▶ **Your goal**: Print the listing as it stands, omitting all images.

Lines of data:
::::::::::
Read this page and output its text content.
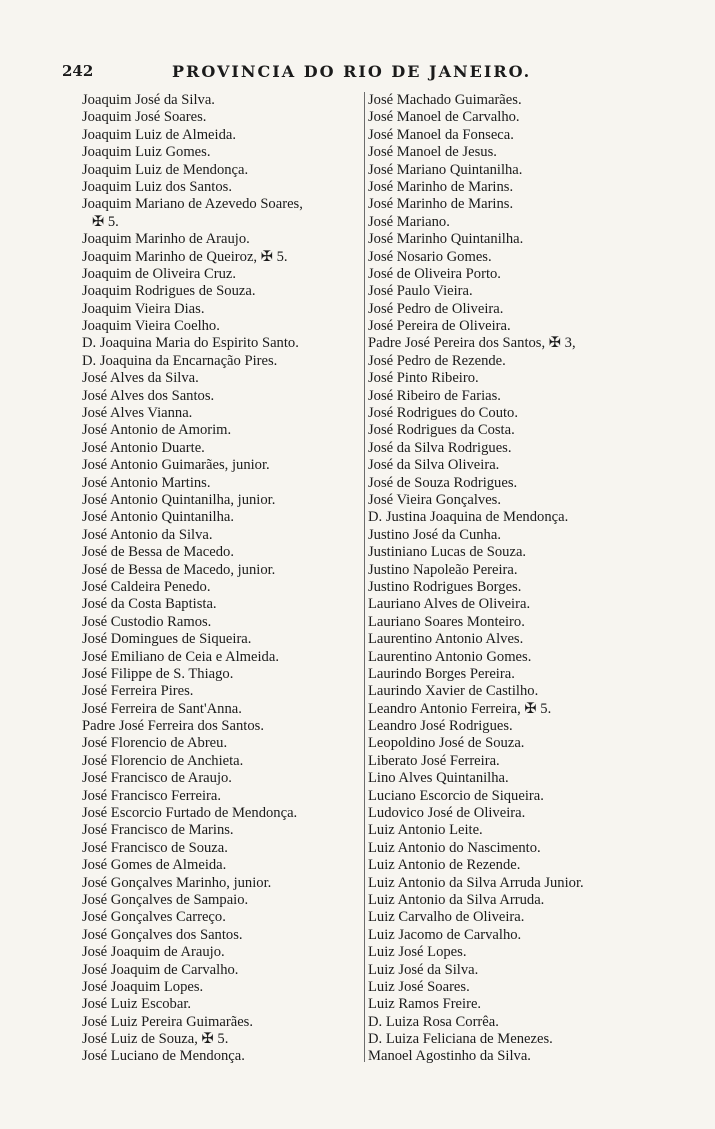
242	PROVINCIA DO RIO DE JANEIRO.
Joaquim José da Silva.
Joaquim José Soares.
Joaquim Luiz de Almeida.
Joaquim Luiz Gomes.
Joaquim Luiz de Mendonça.
Joaquim Luiz dos Santos.
Joaquim Mariano de Azevedo Soares,
✠ 5.
Joaquim Marinho de Araujo.
Joaquim Marinho de Queiroz, ✠ 5.
Joaquim de Oliveira Cruz.
Joaquim Rodrigues de Souza.
Joaquim Vieira Dias.
Joaquim Vieira Coelho.
D. Joaquina Maria do Espirito Santo.
D. Joaquina da Encarnação Pires.
José Alves da Silva.
José Alves dos Santos.
José Alves Vianna.
José Antonio de Amorim.
José Antonio Duarte.
José Antonio Guimarães, junior.
José Antonio Martins.
José Antonio Quintanilha, junior.
José Antonio Quintanilha.
José Antonio da Silva.
José de Bessa de Macedo.
José de Bessa de Macedo, junior.
José Caldeira Penedo.
José da Costa Baptista.
José Custodio Ramos.
José Domingues de Siqueira.
José Emiliano de Ceia e Almeida.
José Filippe de S. Thiago.
José Ferreira Pires.
José Ferreira de Sant'Anna.
Padre José Ferreira dos Santos.
José Florencio de Abreu.
José Florencio de Anchieta.
José Francisco de Araujo.
José Francisco Ferreira.
José Escorcio Furtado de Mendonça.
José Francisco de Marins.
José Francisco de Souza.
José Gomes de Almeida.
José Gonçalves Marinho, junior.
José Gonçalves de Sampaio.
José Gonçalves Carreço.
José Gonçalves dos Santos.
José Joaquim de Araujo.
José Joaquim de Carvalho.
José Joaquim Lopes.
José Luiz Escobar.
José Luiz Pereira Guimarães.
José Luiz de Souza, ✠ 5.
José Luciano de Mendonça.
José Machado Guimarães.
José Manoel de Carvalho.
José Manoel da Fonseca.
José Manoel de Jesus.
José Mariano Quintanilha.
José Marinho de Marins.
José Marinho de Marins.
José Mariano.
José Marinho Quintanilha.
José Nosario Gomes.
José de Oliveira Porto.
José Paulo Vieira.
José Pedro de Oliveira.
José Pereira de Oliveira.
Padre José Pereira dos Santos, ✠ 3,
José Pedro de Rezende.
José Pinto Ribeiro.
José Ribeiro de Farias.
José Rodrigues do Couto.
José Rodrigues da Costa.
José da Silva Rodrigues.
José da Silva Oliveira.
José de Souza Rodrigues.
José Vieira Gonçalves.
D. Justina Joaquina de Mendonça.
Justino José da Cunha.
Justiniano Lucas de Souza.
Justino Napoleão Pereira.
Justino Rodrigues Borges.
Lauriano Alves de Oliveira.
Lauriano Soares Monteiro.
Laurentino Antonio Alves.
Laurentino Antonio Gomes.
Laurindo Borges Pereira.
Laurindo Xavier de Castilho.
Leandro Antonio Ferreira, ✠ 5.
Leandro José Rodrigues.
Leopoldino José de Souza.
Liberato José Ferreira.
Lino Alves Quintanilha.
Luciano Escorcio de Siqueira.
Ludovico José de Oliveira.
Luiz Antonio Leite.
Luiz Antonio do Nascimento.
Luiz Antonio de Rezende.
Luiz Antonio da Silva Arruda Junior.
Luiz Antonio da Silva Arruda.
Luiz Carvalho de Oliveira.
Luiz Jacomo de Carvalho.
Luiz José Lopes.
Luiz José da Silva.
Luiz José Soares.
Luiz Ramos Freire.
D. Luiza Rosa Corrêa.
D. Luiza Feliciana de Menezes.
Manoel Agostinho da Silva.
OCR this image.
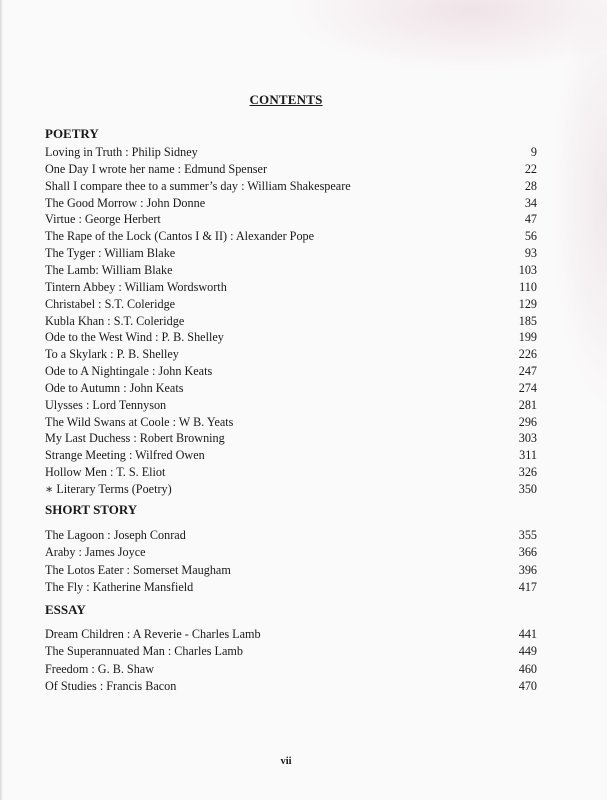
CONTENTS
POETRY
Loving in Truth : Philip Sidney	9
One Day I wrote her name : Edmund Spenser	22
Shall I compare thee to a summer’s day : William Shakespeare	28
The Good Morrow : John Donne	34
Virtue : George Herbert	47
The Rape of the Lock (Cantos I & II) : Alexander Pope	56
The Tyger : William Blake	93
The Lamb: William Blake	103
Tintern Abbey : William Wordsworth	110
Christabel : S.T. Coleridge	129
Kubla Khan : S.T. Coleridge	185
Ode to the West Wind : P. B. Shelley	199
To a Skylark : P. B. Shelley	226
Ode to A Nightingale : John Keats	247
Ode to Autumn : John Keats	274
Ulysses : Lord Tennyson	281
The Wild Swans at Coole : W B. Yeats	296
My Last Duchess : Robert Browning	303
Strange Meeting : Wilfred Owen	311
Hollow Men : T. S. Eliot	326
∗ Literary Terms (Poetry)	350
SHORT STORY
The Lagoon : Joseph Conrad	355
Araby : James Joyce	366
The Lotos Eater : Somerset Maugham	396
The Fly : Katherine Mansfield	417
ESSAY
Dream Children : A Reverie - Charles Lamb	441
The Superannuated Man : Charles Lamb	449
Freedom : G. B. Shaw	460
Of Studies : Francis Bacon	470
vii
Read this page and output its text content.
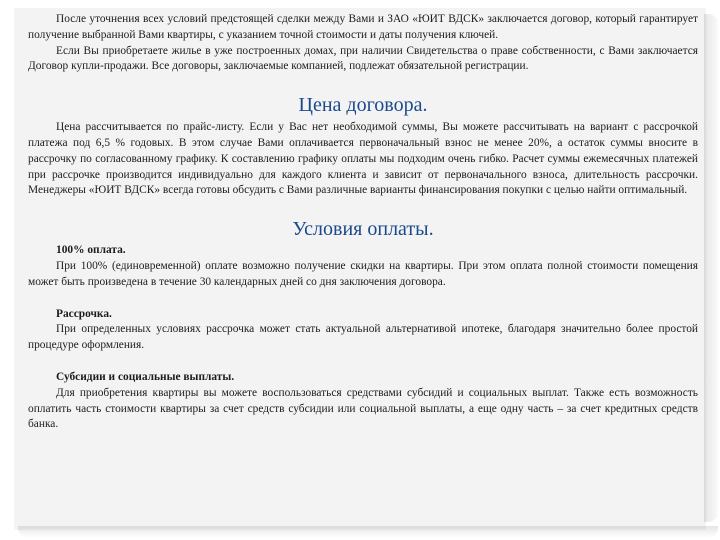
После уточнения всех условий предстоящей сделки между Вами и ЗАО «ЮИТ ВДСК» заключается договор, который гарантирует получение выбранной Вами квартиры, с указанием точной стоимости и даты получения ключей.

Если Вы приобретаете жилье в уже построенных домах, при наличии Свидетельства о праве собственности, с Вами заключается Договор купли-продажи. Все договоры, заключаемые компанией, подлежат обязательной регистрации.

Цена договора.

Цена рассчитывается по прайс-листу. Если у Вас нет необходимой суммы, Вы можете рассчитывать на вариант с рассрочкой платежа под 6,5 % годовых. В этом случае Вами оплачивается первоначальный взнос не менее 20%, а остаток суммы вносите в рассрочку по согласованному графику. К составлению графику оплаты мы подходим очень гибко. Расчет суммы ежемесячных платежей при рассрочке производится индивидуально для каждого клиента и зависит от первоначального взноса, длительность рассрочки. Менеджеры «ЮИТ ВДСК» всегда готовы обсудить с Вами различные варианты финансирования покупки с целью найти оптимальный.

Условия оплаты.

100% оплата.

При 100% (единовременной) оплате возможно получение скидки на квартиры. При этом оплата полной стоимости помещения может быть произведена в течение 30 календарных дней со дня заключения договора.

Рассрочка.

При определенных условиях рассрочка может стать актуальной альтернативой ипотеке, благодаря значительно более простой процедуре оформления.

Субсидии и социальные выплаты.

Для приобретения квартиры вы можете воспользоваться средствами субсидий и социальных выплат. Также есть возможность оплатить часть стоимости квартиры за счет средств субсидии или социальной выплаты, а еще одну часть – за счет кредитных средств банка.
::::::::::
▶ **Correct result**:
Read this page and output its text content.
242	PROVINCIA DO RIO DE JANEIRO.
Joaquim José da Silva.
Joaquim José Soares.
Joaquim Luiz de Almeida.
Joaquim Luiz Gomes.
Joaquim Luiz de Mendonça.
Joaquim Luiz dos Santos.
Joaquim Mariano de Azevedo Soares,
✠ 5.
Joaquim Marinho de Araujo.
Joaquim Marinho de Queiroz, ✠ 5.
Joaquim de Oliveira Cruz.
Joaquim Rodrigues de Souza.
Joaquim Vieira Dias.
Joaquim Vieira Coelho.
D. Joaquina Maria do Espirito Santo.
D. Joaquina da Encarnação Pires.
José Alves da Silva.
José Alves dos Santos.
José Alves Vianna.
José Antonio de Amorim.
José Antonio Duarte.
José Antonio Guimarães, junior.
José Antonio Martins.
José Antonio Quintanilha, junior.
José Antonio Quintanilha.
José Antonio da Silva.
José de Bessa de Macedo.
José de Bessa de Macedo, junior.
José Caldeira Penedo.
José da Costa Baptista.
José Custodio Ramos.
José Domingues de Siqueira.
José Emiliano de Ceia e Almeida.
José Filippe de S. Thiago.
José Ferreira Pires.
José Ferreira de Sant'Anna.
Padre José Ferreira dos Santos.
José Florencio de Abreu.
José Florencio de Anchieta.
José Francisco de Araujo.
José Francisco Ferreira.
José Escorcio Furtado de Mendonça.
José Francisco de Marins.
José Francisco de Souza.
José Gomes de Almeida.
José Gonçalves Marinho, junior.
José Gonçalves de Sampaio.
José Gonçalves Carreço.
José Gonçalves dos Santos.
José Joaquim de Araujo.
José Joaquim de Carvalho.
José Joaquim Lopes.
José Luiz Escobar.
José Luiz Pereira Guimarães.
José Luiz de Souza, ✠ 5.
José Luciano de Mendonça.
José Machado Guimarães.
José Manoel de Carvalho.
José Manoel da Fonseca.
José Manoel de Jesus.
José Mariano Quintanilha.
José Marinho de Marins.
José Marinho de Marins.
José Mariano.
José Marinho Quintanilha.
José Nosario Gomes.
José de Oliveira Porto.
José Paulo Vieira.
José Pedro de Oliveira.
José Pereira de Oliveira.
Padre José Pereira dos Santos, ✠ 3,
José Pedro de Rezende.
José Pinto Ribeiro.
José Ribeiro de Farias.
José Rodrigues do Couto.
José Rodrigues da Costa.
José da Silva Rodrigues.
José da Silva Oliveira.
José de Souza Rodrigues.
José Vieira Gonçalves.
D. Justina Joaquina de Mendonça.
Justino José da Cunha.
Justiniano Lucas de Souza.
Justino Napoleão Pereira.
Justino Rodrigues Borges.
Lauriano Alves de Oliveira.
Lauriano Soares Monteiro.
Laurentino Antonio Alves.
Laurentino Antonio Gomes.
Laurindo Borges Pereira.
Laurindo Xavier de Castilho.
Leandro Antonio Ferreira, ✠ 5.
Leandro José Rodrigues.
Leopoldino José de Souza.
Liberato José Ferreira.
Lino Alves Quintanilha.
Luciano Escorcio de Siqueira.
Ludovico José de Oliveira.
Luiz Antonio Leite.
Luiz Antonio do Nascimento.
Luiz Antonio de Rezende.
Luiz Antonio da Silva Arruda Junior.
Luiz Antonio da Silva Arruda.
Luiz Carvalho de Oliveira.
Luiz Jacomo de Carvalho.
Luiz José Lopes.
Luiz José da Silva.
Luiz José Soares.
Luiz Ramos Freire.
D. Luiza Rosa Corrêa.
D. Luiza Feliciana de Menezes.
Manoel Agostinho da Silva.
OCR this image.
CONTENTS
POETRY
Loving in Truth : Philip Sidney	9
One Day I wrote her name : Edmund Spenser	22
Shall I compare thee to a summer’s day : William Shakespeare	28
The Good Morrow : John Donne	34
Virtue : George Herbert	47
The Rape of the Lock (Cantos I & II) : Alexander Pope	56
The Tyger : William Blake	93
The Lamb: William Blake	103
Tintern Abbey : William Wordsworth	110
Christabel : S.T. Coleridge	129
Kubla Khan : S.T. Coleridge	185
Ode to the West Wind : P. B. Shelley	199
To a Skylark : P. B. Shelley	226
Ode to A Nightingale : John Keats	247
Ode to Autumn : John Keats	274
Ulysses : Lord Tennyson	281
The Wild Swans at Coole : W B. Yeats	296
My Last Duchess : Robert Browning	303
Strange Meeting : Wilfred Owen	311
Hollow Men : T. S. Eliot	326
∗ Literary Terms (Poetry)	350
SHORT STORY
The Lagoon : Joseph Conrad	355
Araby : James Joyce	366
The Lotos Eater : Somerset Maugham	396
The Fly : Katherine Mansfield	417
ESSAY
Dream Children : A Reverie - Charles Lamb	441
The Superannuated Man : Charles Lamb	449
Freedom : G. B. Shaw	460
Of Studies : Francis Bacon	470
vii
Read this page and output its text content.
После уточнения всех условий предстоящей сделки между Вами и ЗАО «ЮИТ ВДСК» заключается договор, который гарантирует получение выбранной Вами квартиры, с указанием точной стоимости и даты получения ключей.

Если Вы приобретаете жилье в уже построенных домах, при наличии Свидетельства о праве собственности, с Вами заключается Договор купли-продажи. Все договоры, заключаемые компанией, подлежат обязательной регистрации.

Цена договора.

Цена рассчитывается по прайс-листу. Если у Вас нет необходимой суммы, Вы можете рассчитывать на вариант с рассрочкой платежа под 6,5 % годовых. В этом случае Вами оплачивается первоначальный взнос не менее 20%, а остаток суммы вносите в рассрочку по согласованному графику. К составлению графику оплаты мы подходим очень гибко. Расчет суммы ежемесячных платежей при рассрочке производится индивидуально для каждого клиента и зависит от первоначального взноса, длительность рассрочки. Менеджеры «ЮИТ ВДСК» всегда готовы обсудить с Вами различные варианты финансирования покупки с целью найти оптимальный.

Условия оплаты.

100% оплата.

При 100% (единовременной) оплате возможно получение скидки на квартиры. При этом оплата полной стоимости помещения может быть произведена в течение 30 календарных дней со дня заключения договора.

Рассрочка.

При определенных условиях рассрочка может стать актуальной альтернативой ипотеке, благодаря значительно более простой процедуре оформления.

Субсидии и социальные выплаты.

Для приобретения квартиры вы можете воспользоваться средствами субсидий и социальных выплат. Также есть возможность оплатить часть стоимости квартиры за счет средств субсидии или социальной выплаты, а еще одну часть – за счет кредитных средств банка.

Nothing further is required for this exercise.